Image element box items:
* * *
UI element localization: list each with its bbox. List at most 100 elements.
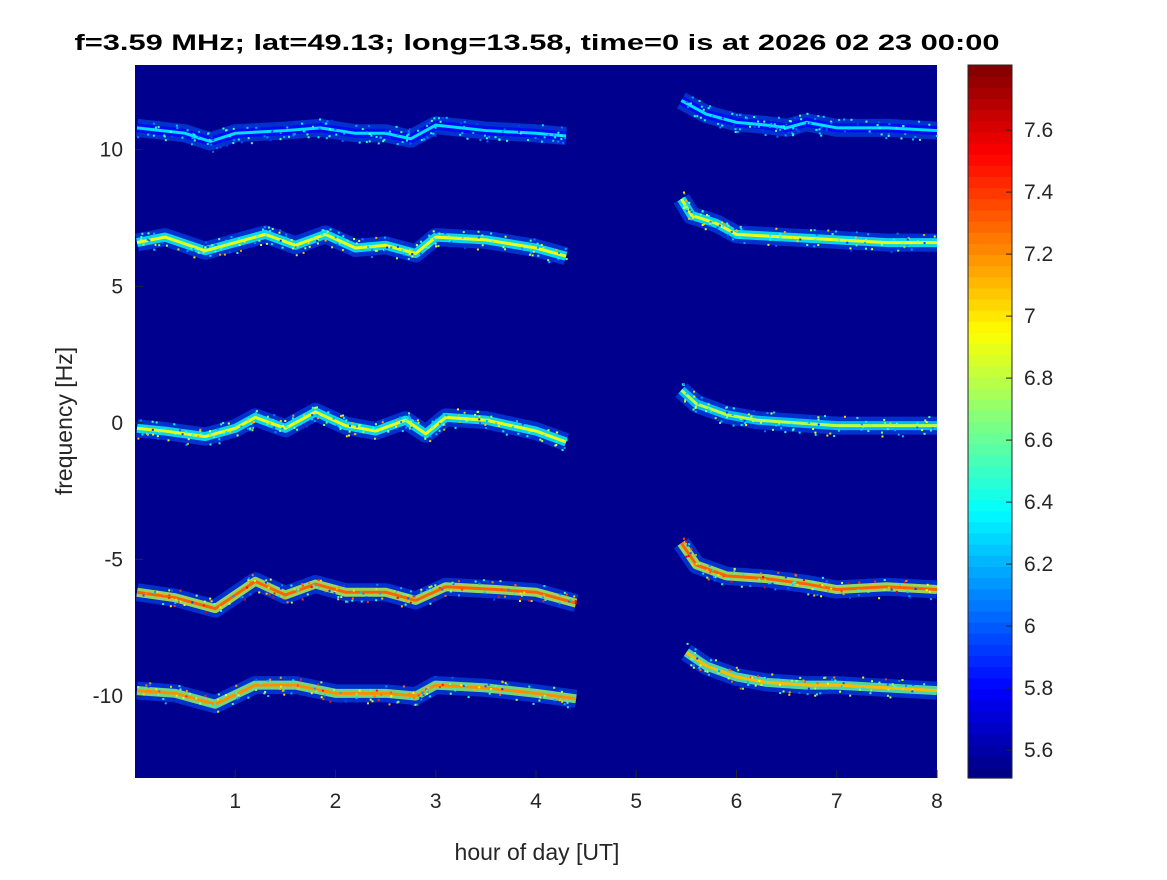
speckle xyxy=(460,684,463,687)
speckle xyxy=(382,140,385,143)
speckle xyxy=(759,572,762,575)
speckle xyxy=(353,238,356,241)
speckle xyxy=(531,254,534,257)
colorbar-segment xyxy=(968,310,1012,322)
speckle xyxy=(268,226,271,229)
speckle xyxy=(537,254,540,257)
trace-core xyxy=(136,579,577,611)
speckle xyxy=(259,682,262,685)
speckle xyxy=(216,147,219,150)
speckle xyxy=(503,128,506,131)
speckle xyxy=(928,123,931,126)
speckle xyxy=(400,605,403,608)
speckle xyxy=(771,673,774,676)
speckle xyxy=(733,567,736,570)
speckle xyxy=(798,431,801,434)
x-tick-label: 3 xyxy=(430,790,442,813)
speckle xyxy=(690,657,693,660)
speckle xyxy=(315,406,318,409)
speckle xyxy=(918,138,921,141)
speckle xyxy=(825,127,828,130)
speckle xyxy=(766,412,769,415)
speckle xyxy=(255,679,258,682)
speckle xyxy=(272,418,275,421)
speckle xyxy=(880,431,883,434)
speckle xyxy=(197,135,200,138)
speckle xyxy=(708,224,711,227)
speckle xyxy=(495,422,498,425)
speckle xyxy=(383,236,386,239)
speckle xyxy=(158,430,161,433)
speckle xyxy=(173,423,176,426)
speckle xyxy=(444,232,447,235)
speckle xyxy=(426,588,429,591)
speckle xyxy=(686,642,689,645)
speckle xyxy=(923,234,926,237)
speckle xyxy=(935,134,938,137)
colorbar-segment xyxy=(968,666,1012,679)
speckle xyxy=(706,214,709,217)
speckle xyxy=(445,116,448,119)
speckle xyxy=(267,584,270,587)
speckle xyxy=(526,435,529,438)
speckle xyxy=(834,679,837,682)
speckle xyxy=(717,574,720,577)
speckle xyxy=(407,597,410,600)
speckle xyxy=(807,687,810,690)
speckle xyxy=(682,541,685,544)
colorbar-segment xyxy=(968,87,1012,100)
speckle xyxy=(681,383,684,386)
speckle xyxy=(414,419,417,422)
speckle xyxy=(501,681,504,684)
speckle xyxy=(342,235,345,238)
speckle xyxy=(726,222,729,225)
colorbar-segment xyxy=(968,544,1012,556)
speckle xyxy=(311,406,314,409)
speckle xyxy=(349,251,352,254)
speckle xyxy=(870,689,873,692)
speckle xyxy=(909,242,912,245)
speckle xyxy=(816,593,819,596)
speckle xyxy=(933,235,936,238)
speckle xyxy=(729,111,732,114)
speckle xyxy=(336,243,339,246)
speckle xyxy=(307,241,310,244)
speckle xyxy=(768,126,771,129)
speckle xyxy=(731,414,734,417)
speckle xyxy=(225,129,228,132)
speckle xyxy=(557,257,560,260)
speckle xyxy=(839,690,842,693)
speckle xyxy=(174,432,177,435)
speckle xyxy=(406,594,409,597)
speckle xyxy=(488,136,491,139)
speckle xyxy=(862,425,865,428)
speckle xyxy=(461,236,464,239)
speckle xyxy=(890,588,893,591)
speckle xyxy=(177,248,180,251)
speckle xyxy=(153,248,156,251)
speckle xyxy=(698,99,701,102)
speckle xyxy=(220,609,223,612)
speckle xyxy=(396,245,399,248)
speckle xyxy=(390,246,393,249)
speckle xyxy=(362,592,365,595)
speckle xyxy=(697,402,700,405)
speckle xyxy=(878,681,881,684)
speckle xyxy=(547,259,550,262)
speckle xyxy=(432,132,435,135)
speckle xyxy=(814,687,817,690)
speckle xyxy=(817,423,820,426)
speckle xyxy=(887,133,890,136)
speckle xyxy=(710,410,713,413)
speckle xyxy=(405,426,408,429)
speckle xyxy=(791,679,794,682)
speckle xyxy=(911,688,914,691)
trace-right-7 xyxy=(673,191,937,254)
speckle xyxy=(321,120,324,123)
speckle xyxy=(409,421,412,424)
speckle xyxy=(910,248,913,251)
speckle xyxy=(751,676,754,679)
speckle xyxy=(683,383,686,386)
speckle xyxy=(741,687,744,690)
speckle xyxy=(777,678,780,681)
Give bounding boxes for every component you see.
* * *
● Problem
Can you change "speckle" to "dot" throughout all the items and give the lines again with nothing else altered, leaving out the pictures?

● Finished answer
UI element localization: list each with its bbox. List at most 100 elements.
dot xyxy=(460,684,463,687)
dot xyxy=(382,140,385,143)
dot xyxy=(759,572,762,575)
dot xyxy=(353,238,356,241)
dot xyxy=(531,254,534,257)
colorbar-segment xyxy=(968,310,1012,322)
dot xyxy=(268,226,271,229)
dot xyxy=(537,254,540,257)
trace-core xyxy=(136,579,577,611)
dot xyxy=(259,682,262,685)
dot xyxy=(216,147,219,150)
dot xyxy=(503,128,506,131)
dot xyxy=(928,123,931,126)
dot xyxy=(400,605,403,608)
dot xyxy=(771,673,774,676)
dot xyxy=(733,567,736,570)
dot xyxy=(798,431,801,434)
x-tick-label: 3 xyxy=(430,790,442,813)
dot xyxy=(690,657,693,660)
dot xyxy=(315,406,318,409)
dot xyxy=(918,138,921,141)
dot xyxy=(825,127,828,130)
dot xyxy=(766,412,769,415)
dot xyxy=(255,679,258,682)
dot xyxy=(272,418,275,421)
dot xyxy=(880,431,883,434)
dot xyxy=(197,135,200,138)
dot xyxy=(708,224,711,227)
dot xyxy=(495,422,498,425)
dot xyxy=(383,236,386,239)
dot xyxy=(158,430,161,433)
dot xyxy=(173,423,176,426)
dot xyxy=(444,232,447,235)
dot xyxy=(426,588,429,591)
dot xyxy=(686,642,689,645)
dot xyxy=(923,234,926,237)
dot xyxy=(935,134,938,137)
colorbar-segment xyxy=(968,666,1012,679)
dot xyxy=(706,214,709,217)
dot xyxy=(445,116,448,119)
dot xyxy=(267,584,270,587)
dot xyxy=(526,435,529,438)
dot xyxy=(834,679,837,682)
dot xyxy=(717,574,720,577)
dot xyxy=(407,597,410,600)
dot xyxy=(807,687,810,690)
dot xyxy=(682,541,685,544)
colorbar-segment xyxy=(968,87,1012,100)
dot xyxy=(681,383,684,386)
dot xyxy=(414,419,417,422)
dot xyxy=(501,681,504,684)
dot xyxy=(342,235,345,238)
dot xyxy=(726,222,729,225)
colorbar-segment xyxy=(968,544,1012,556)
dot xyxy=(311,406,314,409)
dot xyxy=(349,251,352,254)
dot xyxy=(870,689,873,692)
dot xyxy=(909,242,912,245)
dot xyxy=(816,593,819,596)
dot xyxy=(933,235,936,238)
dot xyxy=(729,111,732,114)
dot xyxy=(336,243,339,246)
dot xyxy=(307,241,310,244)
dot xyxy=(768,126,771,129)
dot xyxy=(731,414,734,417)
dot xyxy=(225,129,228,132)
dot xyxy=(557,257,560,260)
dot xyxy=(839,690,842,693)
dot xyxy=(174,432,177,435)
dot xyxy=(406,594,409,597)
dot xyxy=(488,136,491,139)
dot xyxy=(862,425,865,428)
dot xyxy=(461,236,464,239)
dot xyxy=(890,588,893,591)
dot xyxy=(177,248,180,251)
dot xyxy=(153,248,156,251)
dot xyxy=(698,99,701,102)
dot xyxy=(220,609,223,612)
dot xyxy=(396,245,399,248)
dot xyxy=(390,246,393,249)
dot xyxy=(362,592,365,595)
dot xyxy=(697,402,700,405)
dot xyxy=(878,681,881,684)
dot xyxy=(547,259,550,262)
dot xyxy=(432,132,435,135)
dot xyxy=(814,687,817,690)
dot xyxy=(817,423,820,426)
dot xyxy=(887,133,890,136)
dot xyxy=(710,410,713,413)
dot xyxy=(405,426,408,429)
dot xyxy=(791,679,794,682)
dot xyxy=(911,688,914,691)
trace-right-7 xyxy=(673,191,937,254)
dot xyxy=(321,120,324,123)
dot xyxy=(409,421,412,424)
dot xyxy=(910,248,913,251)
dot xyxy=(751,676,754,679)
dot xyxy=(683,383,686,386)
dot xyxy=(741,687,744,690)
dot xyxy=(777,678,780,681)
Give bounding boxes for every component you see.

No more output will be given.